◆ **PROBLEM TO WORK ON**: Copy all the data exactly, except the pictures.

Dataset records on visual material:
· · · · · · ·
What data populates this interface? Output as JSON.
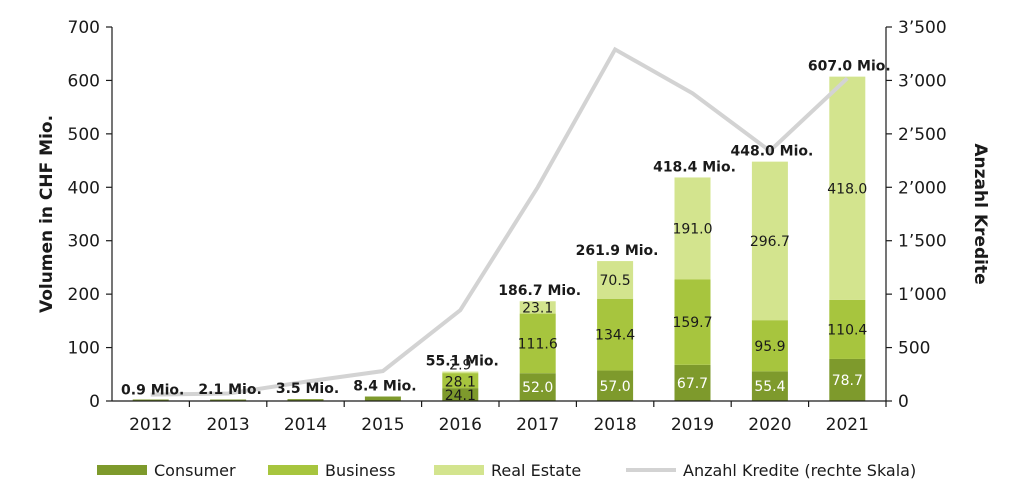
{
  "chart_data": {
    "type": "bar",
    "categories": [
      "2012",
      "2013",
      "2014",
      "2015",
      "2016",
      "2017",
      "2018",
      "2019",
      "2020",
      "2021"
    ],
    "series": [
      {
        "name": "Consumer",
        "color": "#7e9a2c",
        "values": [
          0.9,
          2.1,
          3.5,
          8.4,
          24.1,
          52.0,
          57.0,
          67.7,
          55.4,
          78.7
        ]
      },
      {
        "name": "Business",
        "color": "#a7c53e",
        "values": [
          0,
          0,
          0,
          0,
          28.1,
          111.6,
          134.4,
          159.7,
          95.9,
          110.4
        ]
      },
      {
        "name": "Real Estate",
        "color": "#d3e48e",
        "values": [
          0,
          0,
          0,
          0,
          2.9,
          23.1,
          70.5,
          191.0,
          296.7,
          418.0
        ]
      }
    ],
    "segment_labels": {
      "Consumer": [
        "",
        "",
        "",
        "",
        "24.1",
        "52.0",
        "57.0",
        "67.7",
        "55.4",
        "78.7"
      ],
      "Business": [
        "",
        "",
        "",
        "",
        "28.1",
        "111.6",
        "134.4",
        "159.7",
        "95.9",
        "110.4"
      ],
      "Real Estate": [
        "",
        "",
        "",
        "",
        "2.9",
        "23.1",
        "70.5",
        "191.0",
        "296.7",
        "418.0"
      ]
    },
    "totals": [
      "0.9 Mio.",
      "2.1 Mio.",
      "3.5 Mio.",
      "8.4 Mio.",
      "55.1 Mio.",
      "186.7 Mio.",
      "261.9 Mio.",
      "418.4 Mio.",
      "448.0 Mio.",
      "607.0 Mio."
    ],
    "line_series": {
      "name": "Anzahl Kredite (rechte Skala)",
      "color": "#d3d3d3",
      "values": [
        60,
        70,
        180,
        280,
        850,
        2000,
        3290,
        2880,
        2340,
        3020
      ]
    },
    "ylabel": "Volumen in CHF Mio.",
    "y2label": "Anzahl Kredite",
    "ylim": [
      0,
      700
    ],
    "y2lim": [
      0,
      3500
    ],
    "yticks": [
      "0",
      "100",
      "200",
      "300",
      "400",
      "500",
      "600",
      "700"
    ],
    "y2ticks": [
      "0",
      "500",
      "1’000",
      "1’500",
      "2’000",
      "2’500",
      "3’000",
      "3’500"
    ],
    "legend": {
      "position": "bottom"
    },
    "grid": false
  }
}
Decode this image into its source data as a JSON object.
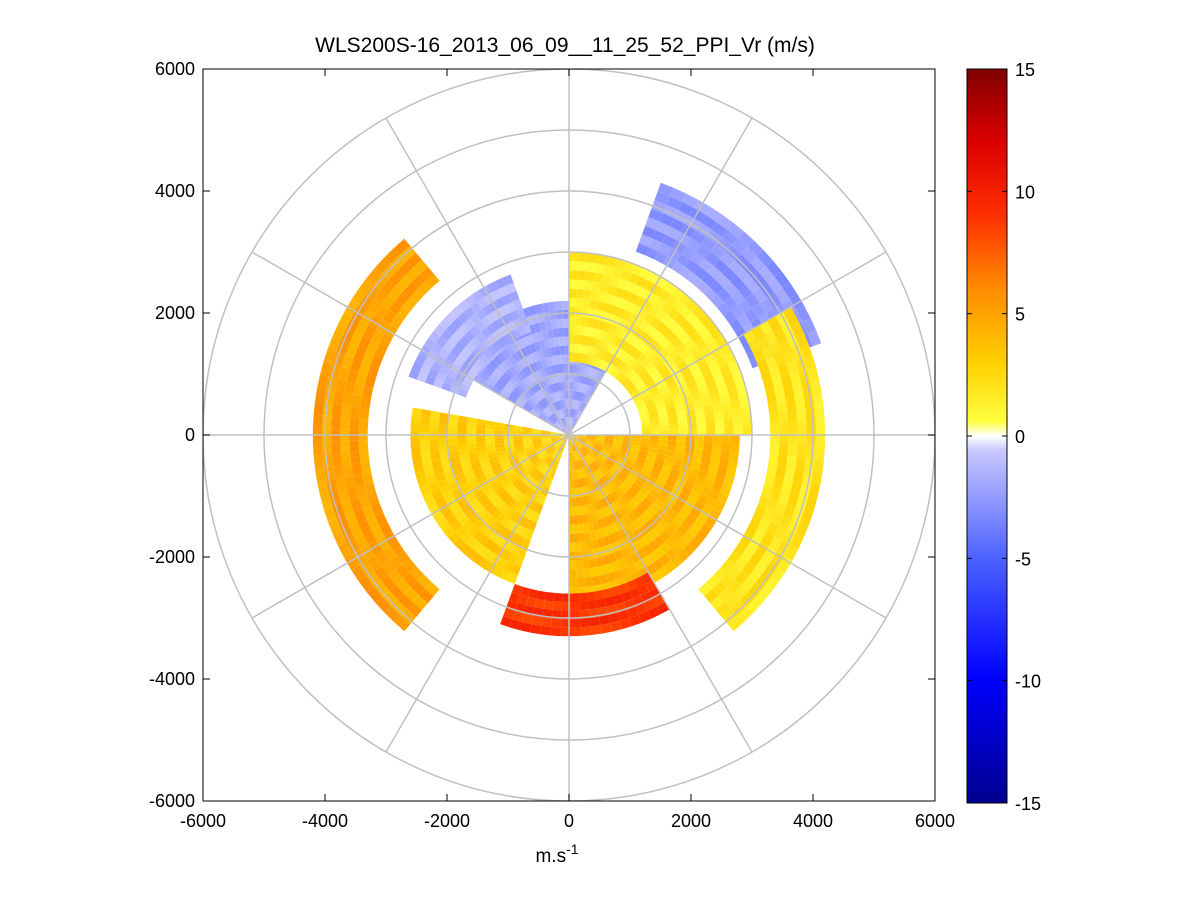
{
  "chart_data": {
    "type": "heatmap",
    "title": "WLS200S-16_2013_06_09__11_25_52_PPI_Vr (m/s)",
    "xlabel_base": "m.s",
    "xlabel_sup": "-1",
    "ylabel": "",
    "xlim": [
      -6000,
      6000
    ],
    "ylim": [
      -6000,
      6000
    ],
    "x_ticks": [
      -6000,
      -4000,
      -2000,
      0,
      2000,
      4000,
      6000
    ],
    "y_ticks": [
      -6000,
      -4000,
      -2000,
      0,
      2000,
      4000,
      6000
    ],
    "x_tick_labels": [
      "-6000",
      "-4000",
      "-2000",
      "0",
      "2000",
      "4000",
      "6000"
    ],
    "y_tick_labels": [
      "-6000",
      "-4000",
      "-2000",
      "0",
      "2000",
      "4000",
      "6000"
    ],
    "polar_grid": {
      "ring_radii": [
        1000,
        2000,
        3000,
        4000,
        5000,
        6000
      ],
      "spoke_angles_deg": [
        0,
        30,
        60,
        90,
        120,
        150,
        180,
        210,
        240,
        270,
        300,
        330
      ]
    },
    "colorbar": {
      "clim": [
        -15,
        15
      ],
      "ticks": [
        15,
        10,
        5,
        0,
        -5,
        -10,
        -15
      ],
      "tick_labels": [
        "15",
        "10",
        "5",
        "0",
        "-5",
        "-10",
        "-15"
      ]
    },
    "approx_velocity_field": {
      "units": "m/s",
      "range_m": [
        0,
        4400
      ],
      "azimuth_convention": "degrees clockwise from north (+y)",
      "regions": [
        {
          "azimuth_deg": [
            300,
            360
          ],
          "range_m": [
            0,
            2200
          ],
          "vr": -2
        },
        {
          "azimuth_deg": [
            0,
            30
          ],
          "range_m": [
            0,
            1600
          ],
          "vr": -2
        },
        {
          "azimuth_deg": [
            20,
            70
          ],
          "range_m": [
            3200,
            4400
          ],
          "vr": -2.5
        },
        {
          "azimuth_deg": [
            290,
            340
          ],
          "range_m": [
            1800,
            2800
          ],
          "vr": -1.5
        },
        {
          "azimuth_deg": [
            0,
            90
          ],
          "range_m": [
            1200,
            3000
          ],
          "vr": 1.5
        },
        {
          "azimuth_deg": [
            90,
            180
          ],
          "range_m": [
            0,
            2800
          ],
          "vr": 4
        },
        {
          "azimuth_deg": [
            150,
            200
          ],
          "range_m": [
            2600,
            3300
          ],
          "vr": 9
        },
        {
          "azimuth_deg": [
            200,
            280
          ],
          "range_m": [
            0,
            2600
          ],
          "vr": 3
        },
        {
          "azimuth_deg": [
            220,
            320
          ],
          "range_m": [
            3300,
            4200
          ],
          "vr": 5
        },
        {
          "azimuth_deg": [
            60,
            140
          ],
          "range_m": [
            3300,
            4200
          ],
          "vr": 2
        }
      ]
    }
  }
}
· · · · · · ·
◆ **COMPLETE ANSWER**:
What data populates this interface? Output as JSON.
{
  "chart_data": {
    "type": "bar",
    "categories": [
      "2012",
      "2013",
      "2014",
      "2015",
      "2016",
      "2017",
      "2018",
      "2019",
      "2020",
      "2021"
    ],
    "series": [
      {
        "name": "Consumer",
        "color": "#7e9a2c",
        "values": [
          0.9,
          2.1,
          3.5,
          8.4,
          24.1,
          52.0,
          57.0,
          67.7,
          55.4,
          78.7
        ]
      },
      {
        "name": "Business",
        "color": "#a7c53e",
        "values": [
          0,
          0,
          0,
          0,
          28.1,
          111.6,
          134.4,
          159.7,
          95.9,
          110.4
        ]
      },
      {
        "name": "Real Estate",
        "color": "#d3e48e",
        "values": [
          0,
          0,
          0,
          0,
          2.9,
          23.1,
          70.5,
          191.0,
          296.7,
          418.0
        ]
      }
    ],
    "segment_labels": {
      "Consumer": [
        "",
        "",
        "",
        "",
        "24.1",
        "52.0",
        "57.0",
        "67.7",
        "55.4",
        "78.7"
      ],
      "Business": [
        "",
        "",
        "",
        "",
        "28.1",
        "111.6",
        "134.4",
        "159.7",
        "95.9",
        "110.4"
      ],
      "Real Estate": [
        "",
        "",
        "",
        "",
        "2.9",
        "23.1",
        "70.5",
        "191.0",
        "296.7",
        "418.0"
      ]
    },
    "totals": [
      "0.9 Mio.",
      "2.1 Mio.",
      "3.5 Mio.",
      "8.4 Mio.",
      "55.1 Mio.",
      "186.7 Mio.",
      "261.9 Mio.",
      "418.4 Mio.",
      "448.0 Mio.",
      "607.0 Mio."
    ],
    "line_series": {
      "name": "Anzahl Kredite (rechte Skala)",
      "color": "#d3d3d3",
      "values": [
        60,
        70,
        180,
        280,
        850,
        2000,
        3290,
        2880,
        2340,
        3020
      ]
    },
    "ylabel": "Volumen in CHF Mio.",
    "y2label": "Anzahl Kredite",
    "ylim": [
      0,
      700
    ],
    "y2lim": [
      0,
      3500
    ],
    "yticks": [
      "0",
      "100",
      "200",
      "300",
      "400",
      "500",
      "600",
      "700"
    ],
    "y2ticks": [
      "0",
      "500",
      "1’000",
      "1’500",
      "2’000",
      "2’500",
      "3’000",
      "3’500"
    ],
    "legend": {
      "position": "bottom"
    },
    "grid": false
  }
}
Decode this image into its source data as a JSON object.
{
  "chart_data": {
    "type": "heatmap",
    "title": "WLS200S-16_2013_06_09__11_25_52_PPI_Vr (m/s)",
    "xlabel_base": "m.s",
    "xlabel_sup": "-1",
    "ylabel": "",
    "xlim": [
      -6000,
      6000
    ],
    "ylim": [
      -6000,
      6000
    ],
    "x_ticks": [
      -6000,
      -4000,
      -2000,
      0,
      2000,
      4000,
      6000
    ],
    "y_ticks": [
      -6000,
      -4000,
      -2000,
      0,
      2000,
      4000,
      6000
    ],
    "x_tick_labels": [
      "-6000",
      "-4000",
      "-2000",
      "0",
      "2000",
      "4000",
      "6000"
    ],
    "y_tick_labels": [
      "-6000",
      "-4000",
      "-2000",
      "0",
      "2000",
      "4000",
      "6000"
    ],
    "polar_grid": {
      "ring_radii": [
        1000,
        2000,
        3000,
        4000,
        5000,
        6000
      ],
      "spoke_angles_deg": [
        0,
        30,
        60,
        90,
        120,
        150,
        180,
        210,
        240,
        270,
        300,
        330
      ]
    },
    "colorbar": {
      "clim": [
        -15,
        15
      ],
      "ticks": [
        15,
        10,
        5,
        0,
        -5,
        -10,
        -15
      ],
      "tick_labels": [
        "15",
        "10",
        "5",
        "0",
        "-5",
        "-10",
        "-15"
      ]
    },
    "approx_velocity_field": {
      "units": "m/s",
      "range_m": [
        0,
        4400
      ],
      "azimuth_convention": "degrees clockwise from north (+y)",
      "regions": [
        {
          "azimuth_deg": [
            300,
            360
          ],
          "range_m": [
            0,
            2200
          ],
          "vr": -2
        },
        {
          "azimuth_deg": [
            0,
            30
          ],
          "range_m": [
            0,
            1600
          ],
          "vr": -2
        },
        {
          "azimuth_deg": [
            20,
            70
          ],
          "range_m": [
            3200,
            4400
          ],
          "vr": -2.5
        },
        {
          "azimuth_deg": [
            290,
            340
          ],
          "range_m": [
            1800,
            2800
          ],
          "vr": -1.5
        },
        {
          "azimuth_deg": [
            0,
            90
          ],
          "range_m": [
            1200,
            3000
          ],
          "vr": 1.5
        },
        {
          "azimuth_deg": [
            90,
            180
          ],
          "range_m": [
            0,
            2800
          ],
          "vr": 4
        },
        {
          "azimuth_deg": [
            150,
            200
          ],
          "range_m": [
            2600,
            3300
          ],
          "vr": 9
        },
        {
          "azimuth_deg": [
            200,
            280
          ],
          "range_m": [
            0,
            2600
          ],
          "vr": 3
        },
        {
          "azimuth_deg": [
            220,
            320
          ],
          "range_m": [
            3300,
            4200
          ],
          "vr": 5
        },
        {
          "azimuth_deg": [
            60,
            140
          ],
          "range_m": [
            3300,
            4200
          ],
          "vr": 2
        }
      ]
    }
  }
}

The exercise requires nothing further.